• WHAT THE TASK ASKS
Reproduce all of the material exactly as shown.

(begin)

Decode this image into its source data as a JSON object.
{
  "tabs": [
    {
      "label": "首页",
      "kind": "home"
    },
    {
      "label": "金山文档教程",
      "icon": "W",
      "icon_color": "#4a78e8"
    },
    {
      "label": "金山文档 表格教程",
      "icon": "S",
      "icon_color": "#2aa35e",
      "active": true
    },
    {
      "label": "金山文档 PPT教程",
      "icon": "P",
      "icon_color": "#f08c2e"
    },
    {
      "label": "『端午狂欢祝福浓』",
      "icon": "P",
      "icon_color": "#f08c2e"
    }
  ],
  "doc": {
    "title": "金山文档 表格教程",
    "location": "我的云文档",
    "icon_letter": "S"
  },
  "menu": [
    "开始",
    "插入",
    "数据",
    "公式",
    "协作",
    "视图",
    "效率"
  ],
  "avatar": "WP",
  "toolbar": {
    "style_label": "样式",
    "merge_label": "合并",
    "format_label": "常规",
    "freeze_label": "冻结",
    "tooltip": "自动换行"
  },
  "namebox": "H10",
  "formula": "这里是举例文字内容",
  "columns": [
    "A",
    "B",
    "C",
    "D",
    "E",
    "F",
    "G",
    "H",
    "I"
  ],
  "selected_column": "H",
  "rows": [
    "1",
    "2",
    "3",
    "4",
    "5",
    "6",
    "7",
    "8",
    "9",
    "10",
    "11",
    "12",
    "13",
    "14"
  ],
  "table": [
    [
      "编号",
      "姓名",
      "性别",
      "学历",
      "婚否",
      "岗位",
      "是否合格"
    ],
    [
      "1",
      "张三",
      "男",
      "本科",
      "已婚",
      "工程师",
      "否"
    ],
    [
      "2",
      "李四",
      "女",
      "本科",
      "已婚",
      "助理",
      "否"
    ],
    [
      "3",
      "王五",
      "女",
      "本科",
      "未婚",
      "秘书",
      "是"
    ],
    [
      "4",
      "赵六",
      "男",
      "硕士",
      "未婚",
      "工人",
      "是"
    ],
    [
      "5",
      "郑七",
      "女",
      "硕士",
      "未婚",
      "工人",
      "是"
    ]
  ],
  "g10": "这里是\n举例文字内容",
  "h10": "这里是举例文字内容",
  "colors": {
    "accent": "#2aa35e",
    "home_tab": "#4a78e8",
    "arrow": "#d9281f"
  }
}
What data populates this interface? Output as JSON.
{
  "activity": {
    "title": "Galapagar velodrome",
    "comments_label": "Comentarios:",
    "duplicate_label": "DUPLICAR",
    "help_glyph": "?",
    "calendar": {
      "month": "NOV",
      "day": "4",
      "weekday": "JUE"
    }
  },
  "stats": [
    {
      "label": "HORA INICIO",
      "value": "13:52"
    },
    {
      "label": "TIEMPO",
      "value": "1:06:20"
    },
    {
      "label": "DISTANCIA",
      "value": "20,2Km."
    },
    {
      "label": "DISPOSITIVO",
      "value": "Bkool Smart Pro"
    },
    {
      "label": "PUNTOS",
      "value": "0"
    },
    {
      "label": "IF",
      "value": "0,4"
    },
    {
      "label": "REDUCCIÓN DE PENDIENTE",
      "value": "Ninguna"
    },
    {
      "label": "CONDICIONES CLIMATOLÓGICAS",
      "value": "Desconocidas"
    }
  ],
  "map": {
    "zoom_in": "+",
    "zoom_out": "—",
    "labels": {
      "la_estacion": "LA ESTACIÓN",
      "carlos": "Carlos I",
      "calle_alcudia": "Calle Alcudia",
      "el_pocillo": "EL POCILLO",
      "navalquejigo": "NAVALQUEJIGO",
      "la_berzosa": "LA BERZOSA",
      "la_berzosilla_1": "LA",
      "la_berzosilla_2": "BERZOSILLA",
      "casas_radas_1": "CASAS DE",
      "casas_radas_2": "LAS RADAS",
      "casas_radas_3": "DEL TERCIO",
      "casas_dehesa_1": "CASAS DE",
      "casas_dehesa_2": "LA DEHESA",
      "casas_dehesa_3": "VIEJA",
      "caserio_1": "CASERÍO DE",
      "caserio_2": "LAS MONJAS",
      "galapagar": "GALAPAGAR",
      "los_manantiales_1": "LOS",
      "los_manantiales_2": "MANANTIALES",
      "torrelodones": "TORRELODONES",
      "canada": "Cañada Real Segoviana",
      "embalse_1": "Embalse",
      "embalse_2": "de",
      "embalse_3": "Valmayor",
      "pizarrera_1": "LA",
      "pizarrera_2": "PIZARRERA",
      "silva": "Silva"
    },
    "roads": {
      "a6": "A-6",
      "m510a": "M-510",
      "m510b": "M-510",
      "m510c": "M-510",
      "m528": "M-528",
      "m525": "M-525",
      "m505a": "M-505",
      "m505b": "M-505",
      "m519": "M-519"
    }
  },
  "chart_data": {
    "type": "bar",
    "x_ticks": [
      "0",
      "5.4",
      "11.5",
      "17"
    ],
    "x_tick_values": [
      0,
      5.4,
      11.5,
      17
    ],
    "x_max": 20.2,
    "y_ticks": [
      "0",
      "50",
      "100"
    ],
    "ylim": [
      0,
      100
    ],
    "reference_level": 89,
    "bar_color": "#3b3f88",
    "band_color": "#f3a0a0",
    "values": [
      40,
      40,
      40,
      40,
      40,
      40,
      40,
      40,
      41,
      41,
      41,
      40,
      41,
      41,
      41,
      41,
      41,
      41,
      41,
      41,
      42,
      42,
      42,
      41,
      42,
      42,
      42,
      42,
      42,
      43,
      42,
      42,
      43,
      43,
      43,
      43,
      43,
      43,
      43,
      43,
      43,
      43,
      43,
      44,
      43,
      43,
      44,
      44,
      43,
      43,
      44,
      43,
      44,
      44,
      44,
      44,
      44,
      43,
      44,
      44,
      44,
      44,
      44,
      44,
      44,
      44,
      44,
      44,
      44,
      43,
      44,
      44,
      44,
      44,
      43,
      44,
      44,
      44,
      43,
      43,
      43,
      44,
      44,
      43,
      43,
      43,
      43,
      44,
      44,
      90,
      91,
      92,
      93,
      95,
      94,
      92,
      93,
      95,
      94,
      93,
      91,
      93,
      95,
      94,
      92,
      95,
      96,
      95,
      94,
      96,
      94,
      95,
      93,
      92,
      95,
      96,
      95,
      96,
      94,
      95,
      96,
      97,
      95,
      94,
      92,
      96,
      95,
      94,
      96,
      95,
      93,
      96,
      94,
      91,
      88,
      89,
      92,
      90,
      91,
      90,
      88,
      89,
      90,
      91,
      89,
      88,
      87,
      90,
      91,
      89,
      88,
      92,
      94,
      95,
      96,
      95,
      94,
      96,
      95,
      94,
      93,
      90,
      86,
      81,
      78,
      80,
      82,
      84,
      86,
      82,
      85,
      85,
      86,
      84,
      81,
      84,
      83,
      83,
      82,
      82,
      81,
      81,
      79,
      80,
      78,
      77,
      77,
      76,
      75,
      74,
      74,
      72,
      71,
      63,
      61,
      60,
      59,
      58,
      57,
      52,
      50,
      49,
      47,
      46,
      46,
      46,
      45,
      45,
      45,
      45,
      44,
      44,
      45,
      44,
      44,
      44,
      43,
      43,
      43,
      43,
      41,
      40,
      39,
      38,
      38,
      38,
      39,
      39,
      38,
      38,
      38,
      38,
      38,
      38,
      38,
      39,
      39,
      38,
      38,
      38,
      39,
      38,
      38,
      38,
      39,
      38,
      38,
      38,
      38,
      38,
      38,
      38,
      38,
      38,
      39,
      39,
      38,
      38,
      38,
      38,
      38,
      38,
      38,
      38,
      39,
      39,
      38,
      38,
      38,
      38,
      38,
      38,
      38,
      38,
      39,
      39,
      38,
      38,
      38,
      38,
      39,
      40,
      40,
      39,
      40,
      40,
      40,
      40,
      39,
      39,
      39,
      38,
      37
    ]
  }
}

(end)

• ANSWER BELOW
Decode this image into its source data as a JSON object.
{
  "tabs": [
    {
      "label": "首页",
      "kind": "home"
    },
    {
      "label": "金山文档教程",
      "icon": "W",
      "icon_color": "#4a78e8"
    },
    {
      "label": "金山文档 表格教程",
      "icon": "S",
      "icon_color": "#2aa35e",
      "active": true
    },
    {
      "label": "金山文档 PPT教程",
      "icon": "P",
      "icon_color": "#f08c2e"
    },
    {
      "label": "『端午狂欢祝福浓』",
      "icon": "P",
      "icon_color": "#f08c2e"
    }
  ],
  "doc": {
    "title": "金山文档 表格教程",
    "location": "我的云文档",
    "icon_letter": "S"
  },
  "menu": [
    "开始",
    "插入",
    "数据",
    "公式",
    "协作",
    "视图",
    "效率"
  ],
  "avatar": "WP",
  "toolbar": {
    "style_label": "样式",
    "merge_label": "合并",
    "format_label": "常规",
    "freeze_label": "冻结",
    "tooltip": "自动换行"
  },
  "namebox": "H10",
  "formula": "这里是举例文字内容",
  "columns": [
    "A",
    "B",
    "C",
    "D",
    "E",
    "F",
    "G",
    "H",
    "I"
  ],
  "selected_column": "H",
  "rows": [
    "1",
    "2",
    "3",
    "4",
    "5",
    "6",
    "7",
    "8",
    "9",
    "10",
    "11",
    "12",
    "13",
    "14"
  ],
  "table": [
    [
      "编号",
      "姓名",
      "性别",
      "学历",
      "婚否",
      "岗位",
      "是否合格"
    ],
    [
      "1",
      "张三",
      "男",
      "本科",
      "已婚",
      "工程师",
      "否"
    ],
    [
      "2",
      "李四",
      "女",
      "本科",
      "已婚",
      "助理",
      "否"
    ],
    [
      "3",
      "王五",
      "女",
      "本科",
      "未婚",
      "秘书",
      "是"
    ],
    [
      "4",
      "赵六",
      "男",
      "硕士",
      "未婚",
      "工人",
      "是"
    ],
    [
      "5",
      "郑七",
      "女",
      "硕士",
      "未婚",
      "工人",
      "是"
    ]
  ],
  "g10": "这里是\n举例文字内容",
  "h10": "这里是举例文字内容",
  "colors": {
    "accent": "#2aa35e",
    "home_tab": "#4a78e8",
    "arrow": "#d9281f"
  }
}
What data populates this interface? Output as JSON.
{
  "activity": {
    "title": "Galapagar velodrome",
    "comments_label": "Comentarios:",
    "duplicate_label": "DUPLICAR",
    "help_glyph": "?",
    "calendar": {
      "month": "NOV",
      "day": "4",
      "weekday": "JUE"
    }
  },
  "stats": [
    {
      "label": "HORA INICIO",
      "value": "13:52"
    },
    {
      "label": "TIEMPO",
      "value": "1:06:20"
    },
    {
      "label": "DISTANCIA",
      "value": "20,2Km."
    },
    {
      "label": "DISPOSITIVO",
      "value": "Bkool Smart Pro"
    },
    {
      "label": "PUNTOS",
      "value": "0"
    },
    {
      "label": "IF",
      "value": "0,4"
    },
    {
      "label": "REDUCCIÓN DE PENDIENTE",
      "value": "Ninguna"
    },
    {
      "label": "CONDICIONES CLIMATOLÓGICAS",
      "value": "Desconocidas"
    }
  ],
  "map": {
    "zoom_in": "+",
    "zoom_out": "—",
    "labels": {
      "la_estacion": "LA ESTACIÓN",
      "carlos": "Carlos I",
      "calle_alcudia": "Calle Alcudia",
      "el_pocillo": "EL POCILLO",
      "navalquejigo": "NAVALQUEJIGO",
      "la_berzosa": "LA BERZOSA",
      "la_berzosilla_1": "LA",
      "la_berzosilla_2": "BERZOSILLA",
      "casas_radas_1": "CASAS DE",
      "casas_radas_2": "LAS RADAS",
      "casas_radas_3": "DEL TERCIO",
      "casas_dehesa_1": "CASAS DE",
      "casas_dehesa_2": "LA DEHESA",
      "casas_dehesa_3": "VIEJA",
      "caserio_1": "CASERÍO DE",
      "caserio_2": "LAS MONJAS",
      "galapagar": "GALAPAGAR",
      "los_manantiales_1": "LOS",
      "los_manantiales_2": "MANANTIALES",
      "torrelodones": "TORRELODONES",
      "canada": "Cañada Real Segoviana",
      "embalse_1": "Embalse",
      "embalse_2": "de",
      "embalse_3": "Valmayor",
      "pizarrera_1": "LA",
      "pizarrera_2": "PIZARRERA",
      "silva": "Silva"
    },
    "roads": {
      "a6": "A-6",
      "m510a": "M-510",
      "m510b": "M-510",
      "m510c": "M-510",
      "m528": "M-528",
      "m525": "M-525",
      "m505a": "M-505",
      "m505b": "M-505",
      "m519": "M-519"
    }
  },
  "chart_data": {
    "type": "bar",
    "x_ticks": [
      "0",
      "5.4",
      "11.5",
      "17"
    ],
    "x_tick_values": [
      0,
      5.4,
      11.5,
      17
    ],
    "x_max": 20.2,
    "y_ticks": [
      "0",
      "50",
      "100"
    ],
    "ylim": [
      0,
      100
    ],
    "reference_level": 89,
    "bar_color": "#3b3f88",
    "band_color": "#f3a0a0",
    "values": [
      40,
      40,
      40,
      40,
      40,
      40,
      40,
      40,
      41,
      41,
      41,
      40,
      41,
      41,
      41,
      41,
      41,
      41,
      41,
      41,
      42,
      42,
      42,
      41,
      42,
      42,
      42,
      42,
      42,
      43,
      42,
      42,
      43,
      43,
      43,
      43,
      43,
      43,
      43,
      43,
      43,
      43,
      43,
      44,
      43,
      43,
      44,
      44,
      43,
      43,
      44,
      43,
      44,
      44,
      44,
      44,
      44,
      43,
      44,
      44,
      44,
      44,
      44,
      44,
      44,
      44,
      44,
      44,
      44,
      43,
      44,
      44,
      44,
      44,
      43,
      44,
      44,
      44,
      43,
      43,
      43,
      44,
      44,
      43,
      43,
      43,
      43,
      44,
      44,
      90,
      91,
      92,
      93,
      95,
      94,
      92,
      93,
      95,
      94,
      93,
      91,
      93,
      95,
      94,
      92,
      95,
      96,
      95,
      94,
      96,
      94,
      95,
      93,
      92,
      95,
      96,
      95,
      96,
      94,
      95,
      96,
      97,
      95,
      94,
      92,
      96,
      95,
      94,
      96,
      95,
      93,
      96,
      94,
      91,
      88,
      89,
      92,
      90,
      91,
      90,
      88,
      89,
      90,
      91,
      89,
      88,
      87,
      90,
      91,
      89,
      88,
      92,
      94,
      95,
      96,
      95,
      94,
      96,
      95,
      94,
      93,
      90,
      86,
      81,
      78,
      80,
      82,
      84,
      86,
      82,
      85,
      85,
      86,
      84,
      81,
      84,
      83,
      83,
      82,
      82,
      81,
      81,
      79,
      80,
      78,
      77,
      77,
      76,
      75,
      74,
      74,
      72,
      71,
      63,
      61,
      60,
      59,
      58,
      57,
      52,
      50,
      49,
      47,
      46,
      46,
      46,
      45,
      45,
      45,
      45,
      44,
      44,
      45,
      44,
      44,
      44,
      43,
      43,
      43,
      43,
      41,
      40,
      39,
      38,
      38,
      38,
      39,
      39,
      38,
      38,
      38,
      38,
      38,
      38,
      38,
      39,
      39,
      38,
      38,
      38,
      39,
      38,
      38,
      38,
      39,
      38,
      38,
      38,
      38,
      38,
      38,
      38,
      38,
      38,
      39,
      39,
      38,
      38,
      38,
      38,
      38,
      38,
      38,
      38,
      39,
      39,
      38,
      38,
      38,
      38,
      38,
      38,
      38,
      38,
      39,
      39,
      38,
      38,
      38,
      38,
      39,
      40,
      40,
      39,
      40,
      40,
      40,
      40,
      39,
      39,
      39,
      38,
      37
    ]
  }
}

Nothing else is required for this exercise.